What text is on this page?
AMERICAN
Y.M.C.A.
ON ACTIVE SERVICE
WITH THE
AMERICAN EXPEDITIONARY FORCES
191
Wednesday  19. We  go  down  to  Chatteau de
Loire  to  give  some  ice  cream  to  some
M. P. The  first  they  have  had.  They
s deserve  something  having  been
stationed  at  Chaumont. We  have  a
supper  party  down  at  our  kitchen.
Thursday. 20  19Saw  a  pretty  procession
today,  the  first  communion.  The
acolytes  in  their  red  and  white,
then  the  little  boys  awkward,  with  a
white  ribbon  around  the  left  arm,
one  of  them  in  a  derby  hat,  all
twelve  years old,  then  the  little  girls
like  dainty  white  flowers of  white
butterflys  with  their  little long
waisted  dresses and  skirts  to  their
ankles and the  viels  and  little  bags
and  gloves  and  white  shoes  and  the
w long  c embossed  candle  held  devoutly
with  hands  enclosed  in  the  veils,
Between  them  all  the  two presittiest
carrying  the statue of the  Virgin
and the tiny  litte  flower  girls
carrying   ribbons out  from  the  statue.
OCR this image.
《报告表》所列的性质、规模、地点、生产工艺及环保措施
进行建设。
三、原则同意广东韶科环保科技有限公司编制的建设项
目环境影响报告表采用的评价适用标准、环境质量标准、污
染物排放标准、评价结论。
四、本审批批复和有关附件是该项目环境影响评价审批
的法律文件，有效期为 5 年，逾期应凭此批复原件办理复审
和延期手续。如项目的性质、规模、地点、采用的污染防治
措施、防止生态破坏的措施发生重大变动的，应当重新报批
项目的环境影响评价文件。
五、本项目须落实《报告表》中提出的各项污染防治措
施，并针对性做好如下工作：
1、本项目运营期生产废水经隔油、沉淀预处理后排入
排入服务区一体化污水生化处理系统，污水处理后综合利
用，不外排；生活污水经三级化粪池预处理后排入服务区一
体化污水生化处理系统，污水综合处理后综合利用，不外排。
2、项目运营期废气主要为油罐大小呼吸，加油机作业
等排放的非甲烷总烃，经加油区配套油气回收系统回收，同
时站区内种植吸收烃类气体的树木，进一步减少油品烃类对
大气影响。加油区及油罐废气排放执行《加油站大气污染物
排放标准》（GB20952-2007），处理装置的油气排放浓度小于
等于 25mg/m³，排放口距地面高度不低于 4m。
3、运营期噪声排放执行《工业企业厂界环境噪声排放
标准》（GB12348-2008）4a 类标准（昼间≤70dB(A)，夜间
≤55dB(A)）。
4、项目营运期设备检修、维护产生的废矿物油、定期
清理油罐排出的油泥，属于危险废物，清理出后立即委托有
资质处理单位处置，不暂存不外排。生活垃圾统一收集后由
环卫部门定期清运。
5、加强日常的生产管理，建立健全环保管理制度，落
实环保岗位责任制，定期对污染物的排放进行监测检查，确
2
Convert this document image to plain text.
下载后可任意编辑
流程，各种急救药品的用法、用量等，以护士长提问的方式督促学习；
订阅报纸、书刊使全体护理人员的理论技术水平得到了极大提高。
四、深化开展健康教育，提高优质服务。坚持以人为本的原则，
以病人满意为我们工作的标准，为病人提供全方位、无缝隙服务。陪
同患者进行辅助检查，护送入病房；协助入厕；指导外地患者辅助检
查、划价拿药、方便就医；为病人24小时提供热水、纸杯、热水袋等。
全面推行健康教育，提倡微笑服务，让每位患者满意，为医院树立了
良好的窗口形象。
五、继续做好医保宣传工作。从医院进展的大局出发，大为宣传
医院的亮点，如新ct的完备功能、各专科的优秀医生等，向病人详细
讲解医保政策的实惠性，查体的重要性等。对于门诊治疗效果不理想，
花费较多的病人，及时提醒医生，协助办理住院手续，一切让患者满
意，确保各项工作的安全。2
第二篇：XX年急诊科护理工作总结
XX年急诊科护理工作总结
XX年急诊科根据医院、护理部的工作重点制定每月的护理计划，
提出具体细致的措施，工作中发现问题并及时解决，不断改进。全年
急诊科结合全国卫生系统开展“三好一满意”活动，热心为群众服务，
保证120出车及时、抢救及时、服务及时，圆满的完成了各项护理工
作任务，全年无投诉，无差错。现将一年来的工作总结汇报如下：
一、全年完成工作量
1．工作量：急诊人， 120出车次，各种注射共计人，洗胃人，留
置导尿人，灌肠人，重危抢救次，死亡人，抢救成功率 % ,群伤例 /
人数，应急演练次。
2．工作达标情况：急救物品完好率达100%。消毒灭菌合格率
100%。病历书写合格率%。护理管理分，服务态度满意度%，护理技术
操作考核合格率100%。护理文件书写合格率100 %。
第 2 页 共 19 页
____________
• **Your instructions**
Filter the entries down to the lines with the word "this" in them.

• **Final result**
What text is on this page?
OCR this image.
Convert this document image to plain text.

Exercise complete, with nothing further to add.